**ENTRIES SUPPLIED:**
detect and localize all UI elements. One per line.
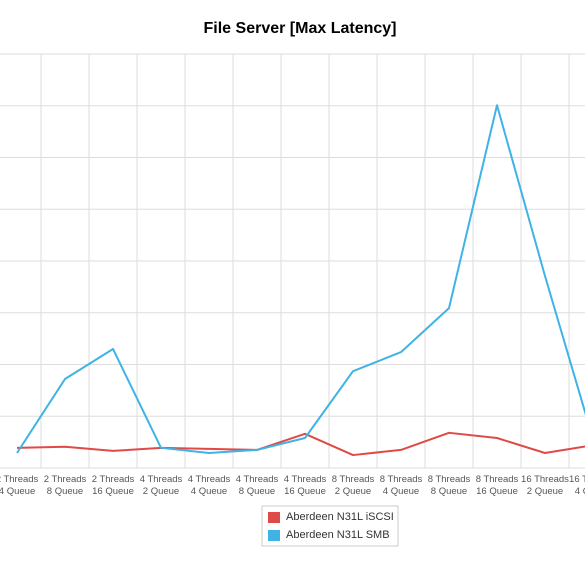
legend-box xyxy=(261,505,399,547)
x-tick-label: 4 Threads 16 Queue xyxy=(284,474,327,497)
x-tick-label: 4 Threads 8 Queue xyxy=(236,474,279,497)
x-tick-label: 8 Threads 8 Queue xyxy=(428,474,471,497)
x-tick-label: 2 Threads 16 Queue xyxy=(92,474,135,497)
x-tick-label: 4 Threads 4 Queue xyxy=(188,474,231,497)
plot xyxy=(16,104,585,457)
x-tick-label: 8 Threads 4 Queue xyxy=(380,474,423,497)
x-tick-label: 4 Threads 2 Queue xyxy=(140,474,183,497)
legend: Aberdeen N31L iSCSI Aberdeen N31L SMB xyxy=(268,511,394,541)
chart-title: File Server [Max Latency] xyxy=(204,20,397,37)
legend-swatch xyxy=(268,530,280,541)
series-line xyxy=(16,104,585,454)
x-tick-label: 8 Threads 16 Queue xyxy=(476,474,519,497)
x-tick-label: 8 Threads 2 Queue xyxy=(332,474,375,497)
x-tick-label: 2 Threads 8 Queue xyxy=(44,474,87,497)
legend-swatch xyxy=(268,512,280,523)
legend-label: Aberdeen N31L SMB xyxy=(286,529,390,541)
x-tick-label: 16 Threads 2 Queue xyxy=(521,474,569,497)
grid xyxy=(0,53,585,469)
series-line xyxy=(16,431,585,457)
legend-label: Aberdeen N31L iSCSI xyxy=(286,511,394,523)
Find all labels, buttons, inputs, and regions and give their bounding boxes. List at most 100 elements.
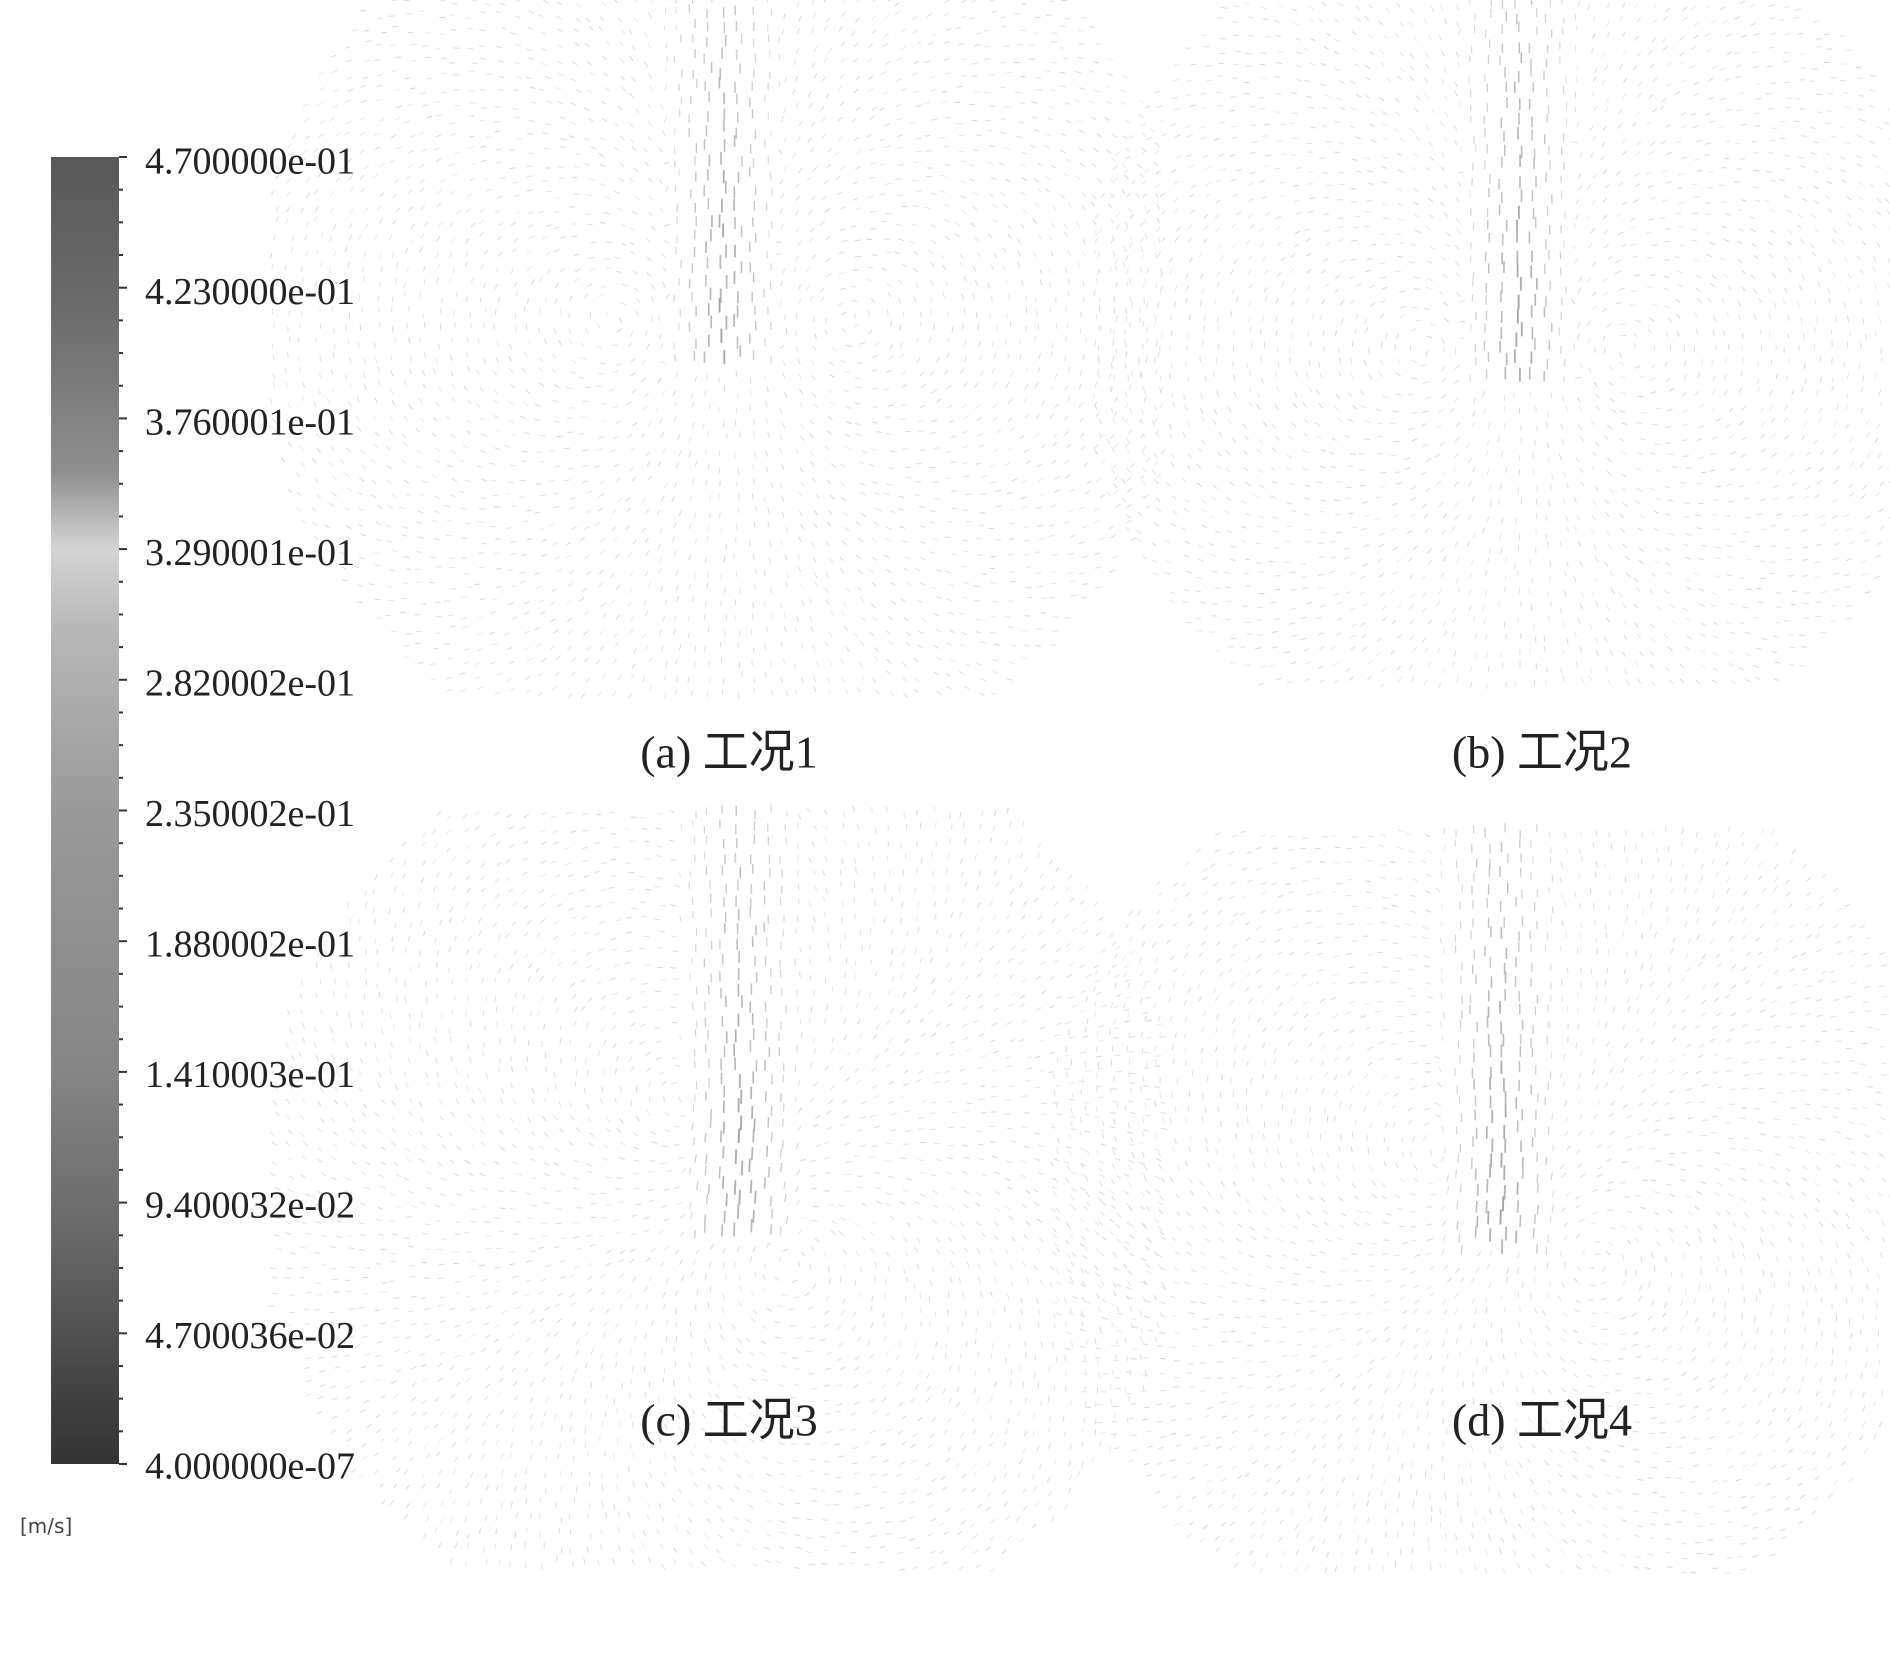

**WHAT TO WORK ON:** Can you update the material above by changing every "Threads" to "Workers", keeping everything else as it is and leaving out the pictures?

**ANSWER TO THE EXERCISE:**
detect and localize all UI elements. One per line.
legend-box xyxy=(261,505,399,547)
x-tick-label: 4 Workers 16 Queue xyxy=(284,474,327,497)
x-tick-label: 4 Workers 8 Queue xyxy=(236,474,279,497)
x-tick-label: 8 Workers 8 Queue xyxy=(428,474,471,497)
x-tick-label: 2 Workers 16 Queue xyxy=(92,474,135,497)
x-tick-label: 4 Workers 4 Queue xyxy=(188,474,231,497)
plot xyxy=(16,104,585,457)
x-tick-label: 8 Workers 4 Queue xyxy=(380,474,423,497)
x-tick-label: 4 Workers 2 Queue xyxy=(140,474,183,497)
legend: Aberdeen N31L iSCSI Aberdeen N31L SMB xyxy=(268,511,394,541)
chart-title: File Server [Max Latency] xyxy=(204,20,397,37)
legend-swatch xyxy=(268,530,280,541)
series-line xyxy=(16,104,585,454)
x-tick-label: 8 Workers 16 Queue xyxy=(476,474,519,497)
x-tick-label: 8 Workers 2 Queue xyxy=(332,474,375,497)
x-tick-label: 2 Workers 8 Queue xyxy=(44,474,87,497)
legend-swatch xyxy=(268,512,280,523)
legend-label: Aberdeen N31L SMB xyxy=(286,529,390,541)
x-tick-label: 16 Workers 2 Queue xyxy=(521,474,569,497)
grid xyxy=(0,53,585,469)
series-line xyxy=(16,431,585,457)
legend-label: Aberdeen N31L iSCSI xyxy=(286,511,394,523)
Find all labels, buttons, inputs, and regions and give their bounding boxes. List at most 100 elements.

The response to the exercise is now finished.